* begin Input material *

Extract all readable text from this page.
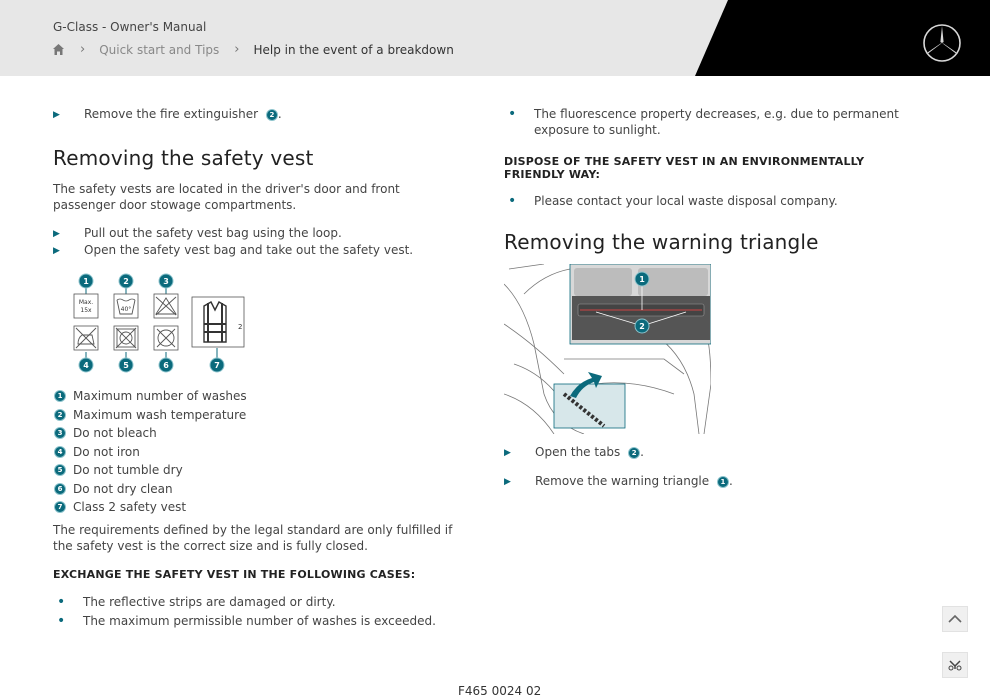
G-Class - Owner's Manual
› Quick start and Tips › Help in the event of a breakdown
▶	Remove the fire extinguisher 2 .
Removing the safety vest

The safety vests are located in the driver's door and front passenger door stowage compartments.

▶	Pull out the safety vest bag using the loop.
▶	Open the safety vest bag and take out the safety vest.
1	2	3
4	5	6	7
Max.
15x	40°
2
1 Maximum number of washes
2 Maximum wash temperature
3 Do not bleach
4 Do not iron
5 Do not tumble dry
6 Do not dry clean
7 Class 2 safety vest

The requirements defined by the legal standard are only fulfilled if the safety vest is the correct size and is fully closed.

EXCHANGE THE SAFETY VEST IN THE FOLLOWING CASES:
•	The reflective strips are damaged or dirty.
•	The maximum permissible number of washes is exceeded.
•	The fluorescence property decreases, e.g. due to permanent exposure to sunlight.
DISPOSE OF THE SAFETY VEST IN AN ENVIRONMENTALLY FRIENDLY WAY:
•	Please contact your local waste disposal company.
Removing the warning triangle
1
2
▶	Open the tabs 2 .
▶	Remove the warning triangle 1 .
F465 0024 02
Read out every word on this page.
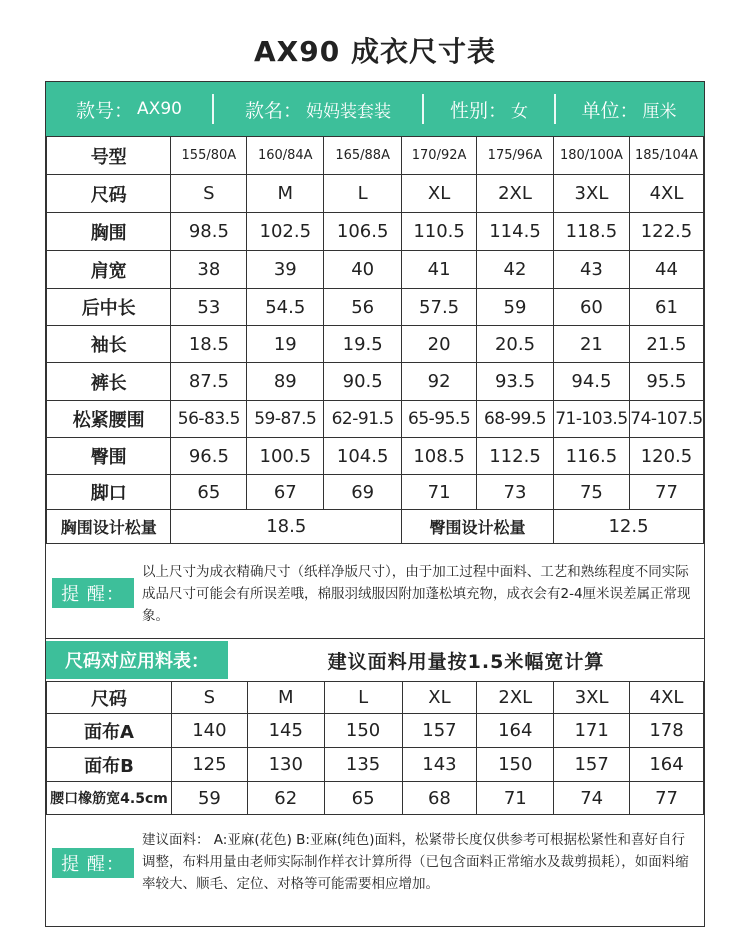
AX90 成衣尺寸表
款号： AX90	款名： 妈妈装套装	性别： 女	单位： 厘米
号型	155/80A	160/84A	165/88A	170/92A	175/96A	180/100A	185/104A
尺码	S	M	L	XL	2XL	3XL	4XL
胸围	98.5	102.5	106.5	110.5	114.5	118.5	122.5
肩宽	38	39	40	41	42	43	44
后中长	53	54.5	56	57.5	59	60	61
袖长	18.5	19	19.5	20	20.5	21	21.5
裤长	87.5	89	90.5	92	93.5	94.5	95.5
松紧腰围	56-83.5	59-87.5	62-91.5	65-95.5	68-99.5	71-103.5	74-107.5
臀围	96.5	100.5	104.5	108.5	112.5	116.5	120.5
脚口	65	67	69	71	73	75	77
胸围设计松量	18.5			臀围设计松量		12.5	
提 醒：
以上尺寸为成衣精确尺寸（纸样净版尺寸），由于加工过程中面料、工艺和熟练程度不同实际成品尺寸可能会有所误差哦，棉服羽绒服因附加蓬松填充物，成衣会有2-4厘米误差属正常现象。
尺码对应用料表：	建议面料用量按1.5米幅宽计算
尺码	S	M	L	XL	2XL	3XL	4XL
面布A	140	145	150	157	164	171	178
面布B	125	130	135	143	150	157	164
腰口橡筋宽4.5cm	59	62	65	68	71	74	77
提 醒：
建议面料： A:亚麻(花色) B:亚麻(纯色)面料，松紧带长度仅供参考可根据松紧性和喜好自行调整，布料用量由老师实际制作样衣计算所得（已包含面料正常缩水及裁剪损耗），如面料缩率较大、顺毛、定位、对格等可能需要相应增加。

* end Input material *

» **Aim**
Copy the records exactly as they appear, excluding images.

» **Answer**
Extract all readable text from this page.
G-Class - Owner's Manual
› Quick start and Tips › Help in the event of a breakdown
▶	Remove the fire extinguisher 2 .
Removing the safety vest

The safety vests are located in the driver's door and front passenger door stowage compartments.

▶	Pull out the safety vest bag using the loop.
▶	Open the safety vest bag and take out the safety vest.
1	2	3
4	5	6	7
Max.
15x	40°
2
1 Maximum number of washes
2 Maximum wash temperature
3 Do not bleach
4 Do not iron
5 Do not tumble dry
6 Do not dry clean
7 Class 2 safety vest

The requirements defined by the legal standard are only fulfilled if the safety vest is the correct size and is fully closed.

EXCHANGE THE SAFETY VEST IN THE FOLLOWING CASES:
•	The reflective strips are damaged or dirty.
•	The maximum permissible number of washes is exceeded.
•	The fluorescence property decreases, e.g. due to permanent exposure to sunlight.
DISPOSE OF THE SAFETY VEST IN AN ENVIRONMENTALLY FRIENDLY WAY:
•	Please contact your local waste disposal company.
Removing the warning triangle
1
2
▶	Open the tabs 2 .
▶	Remove the warning triangle 1 .
F465 0024 02
Read out every word on this page.
AX90 成衣尺寸表
款号： AX90	款名： 妈妈装套装	性别： 女	单位： 厘米
号型	155/80A	160/84A	165/88A	170/92A	175/96A	180/100A	185/104A
尺码	S	M	L	XL	2XL	3XL	4XL
胸围	98.5	102.5	106.5	110.5	114.5	118.5	122.5
肩宽	38	39	40	41	42	43	44
后中长	53	54.5	56	57.5	59	60	61
袖长	18.5	19	19.5	20	20.5	21	21.5
裤长	87.5	89	90.5	92	93.5	94.5	95.5
松紧腰围	56-83.5	59-87.5	62-91.5	65-95.5	68-99.5	71-103.5	74-107.5
臀围	96.5	100.5	104.5	108.5	112.5	116.5	120.5
脚口	65	67	69	71	73	75	77
胸围设计松量	18.5			臀围设计松量		12.5	
提 醒：
以上尺寸为成衣精确尺寸（纸样净版尺寸），由于加工过程中面料、工艺和熟练程度不同实际成品尺寸可能会有所误差哦，棉服羽绒服因附加蓬松填充物，成衣会有2-4厘米误差属正常现象。
尺码对应用料表：	建议面料用量按1.5米幅宽计算
尺码	S	M	L	XL	2XL	3XL	4XL
面布A	140	145	150	157	164	171	178
面布B	125	130	135	143	150	157	164
腰口橡筋宽4.5cm	59	62	65	68	71	74	77
提 醒：
建议面料： A:亚麻(花色) B:亚麻(纯色)面料，松紧带长度仅供参考可根据松紧性和喜好自行调整，布料用量由老师实际制作样衣计算所得（已包含面料正常缩水及裁剪损耗），如面料缩率较大、顺毛、定位、对格等可能需要相应增加。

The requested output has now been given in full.